-- Document extract start --

There are a few problems with a deep time climate change and biodiversity scientist being able to provide practical guidance. The first is the huge difference between the periods of time that these two types of specialists deal in. Policy-makers and regulators look ahead weeks, months and, if they have sufficient budget, years. Deep time palaeoclimatologists deal in hundreds of thousands, and (mostly) millions of years. Could a palaeoclimatologist looking at the rock cores from the PETM provide measures of sea level rise that a coastal planner wondering about building future local coastal defences would be able to use? Could a PETM specialist advise an agriculture policy maker or a public health specialist? Could an expert on the biodiversity of the Permian-Triassic extinction provide data to help with maintaining modern ecosystem services? This is seems unlikely at the moment. The precision needed is far beyond what deep time can provide.

Deep time palaeoclimatologists and palaeontologists also find it hard to interface with planners and policy makers because of the differences between the worlds that they are dealing with. The PETM world was very different to today: for example there was no Atlantic Ocean, the North Sea was enclosed to the south where the English Channel now divides England and France, and the PETM began at a time of already elevated temperature.

Planners and policy makers get information about climate and biodiversity change through climate projections or scenarios which are derived from complex models that essentially extend weather forecasting -  rather than anything directly derived from deep time data. In the United Kingdom for example the UK Climate Projections (2023) can be used. These projections provide information about the implications of climate science and attempt to quantify the uncertainties of predictions. In general the UK Climate Projections suggest warmer and wetter winters, hotter and drier summers, sea level rise, and more severe weather for the UK. This kind of information is the most useful for policy makers and planners. Deep time climate research can’t - at least at the moment - help planners or policy makers make decisions.

-- Document extract end --
-- Provided information start --

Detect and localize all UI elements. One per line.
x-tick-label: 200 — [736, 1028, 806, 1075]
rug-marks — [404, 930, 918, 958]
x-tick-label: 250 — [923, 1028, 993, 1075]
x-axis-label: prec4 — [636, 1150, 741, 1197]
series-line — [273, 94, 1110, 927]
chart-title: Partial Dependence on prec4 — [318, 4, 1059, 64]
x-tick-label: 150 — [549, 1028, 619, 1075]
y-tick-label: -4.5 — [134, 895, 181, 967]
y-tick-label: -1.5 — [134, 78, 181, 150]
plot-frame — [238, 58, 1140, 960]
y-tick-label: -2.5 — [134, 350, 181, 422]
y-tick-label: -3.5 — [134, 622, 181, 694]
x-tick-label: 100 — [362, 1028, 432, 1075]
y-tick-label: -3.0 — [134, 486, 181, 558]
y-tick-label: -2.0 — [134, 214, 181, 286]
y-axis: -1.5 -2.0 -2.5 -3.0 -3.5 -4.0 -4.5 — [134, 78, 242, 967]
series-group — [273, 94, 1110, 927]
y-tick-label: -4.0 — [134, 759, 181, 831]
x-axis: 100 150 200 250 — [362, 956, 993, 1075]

-- Provided information end --

▶ Directives:
[A] Answer these from the passage on deep time climate research:
(i) How far ahead do policy-makers and regulators look?
(ii) Which ocean did the PETM world lack?
(iii) What do the UK Climate Projections suggest for UK summers?
[B] Print the part of the passage on deep time climate research between "Deep time palaeoclimatologists and" and "already elevated temperature.", inclusive.

▶ Results:
[A]
(i) Weeks, months and, if they have sufficient budget, years.
(ii) The Atlantic Ocean.
(iii) Hotter and drier summers.

[B]
Deep time palaeoclimatologists and palaeontologists also find it hard to interface with planners and policy makers because of the differences between the worlds that they are dealing with. The PETM world was very different to today: for example there was no Atlantic Ocean, the North Sea was enclosed to the south where the English Channel now divides England and France, and the PETM began at a time of already elevated temperature.